Excerpts from a figure dataset:
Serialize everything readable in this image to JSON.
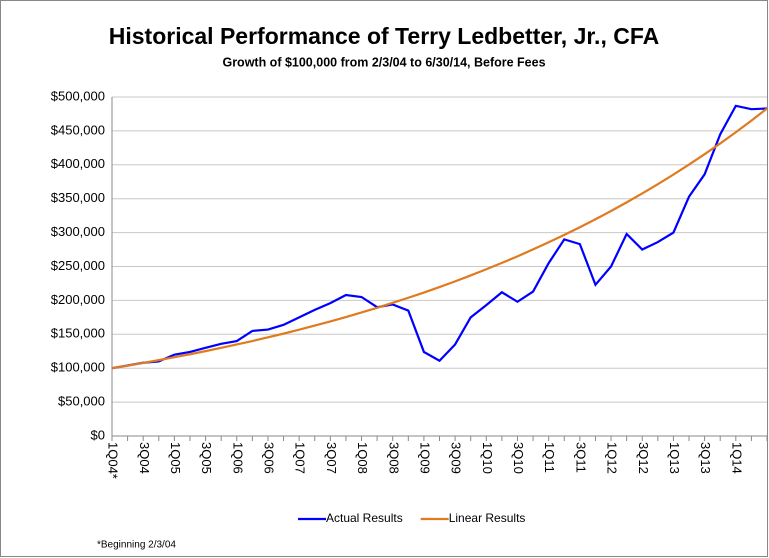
{
  "chart_data": {
    "type": "line",
    "title": "Historical Performance of Terry Ledbetter, Jr., CFA",
    "subtitle": "Growth of $100,000 from 2/3/04 to 6/30/14, Before Fees",
    "footnote": "*Beginning 2/3/04",
    "categories": [
      "1Q04*",
      null,
      "3Q04",
      null,
      "1Q05",
      null,
      "3Q05",
      null,
      "1Q06",
      null,
      "3Q06",
      null,
      "1Q07",
      null,
      "3Q07",
      null,
      "1Q08",
      null,
      "3Q08",
      null,
      "1Q09",
      null,
      "3Q09",
      null,
      "1Q10",
      null,
      "3Q10",
      null,
      "1Q11",
      null,
      "3Q11",
      null,
      "1Q12",
      null,
      "3Q12",
      null,
      "1Q13",
      null,
      "3Q13",
      null,
      "1Q14",
      null,
      null
    ],
    "series": [
      {
        "name": "Actual Results",
        "color": "#0000ff",
        "values": [
          100000,
          104000,
          108000,
          110000,
          120000,
          124000,
          130000,
          136000,
          140000,
          155000,
          157000,
          164000,
          175000,
          186000,
          196000,
          208000,
          205000,
          190000,
          194000,
          185000,
          124000,
          111000,
          135000,
          175000,
          193000,
          212000,
          198000,
          213000,
          255000,
          290000,
          283000,
          223000,
          250000,
          298000,
          275000,
          286000,
          300000,
          353000,
          386000,
          445000,
          487000,
          482000,
          483000
        ]
      },
      {
        "name": "Linear Results",
        "color": "#e07a1f",
        "values": [
          100000,
          103800,
          107800,
          111900,
          116200,
          120600,
          125200,
          130000,
          135000,
          140100,
          145500,
          151000,
          156800,
          162800,
          169000,
          175500,
          182200,
          189100,
          196400,
          203900,
          211600,
          219700,
          228100,
          236800,
          245900,
          255300,
          265000,
          275200,
          285700,
          296600,
          307900,
          319700,
          331900,
          344600,
          357800,
          371400,
          385600,
          400400,
          415700,
          431500,
          448000,
          465200,
          483000
        ]
      }
    ],
    "ylim": [
      0,
      500000
    ],
    "yticks": [
      {
        "value": 0,
        "label": "$0"
      },
      {
        "value": 50000,
        "label": "$50,000"
      },
      {
        "value": 100000,
        "label": "$100,000"
      },
      {
        "value": 150000,
        "label": "$150,000"
      },
      {
        "value": 200000,
        "label": "$200,000"
      },
      {
        "value": 250000,
        "label": "$250,000"
      },
      {
        "value": 300000,
        "label": "$300,000"
      },
      {
        "value": 350000,
        "label": "$350,000"
      },
      {
        "value": 400000,
        "label": "$400,000"
      },
      {
        "value": 450000,
        "label": "$450,000"
      },
      {
        "value": 500000,
        "label": "$500,000"
      }
    ],
    "grid": true,
    "legend": "bottom"
  }
}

TASK STATEMENT:
Scan the data for the word "Results" and copy every line where it shows up.

SOLUTION FOR THIS PROBLEM:
        "name": "Actual Results",
        "name": "Linear Results",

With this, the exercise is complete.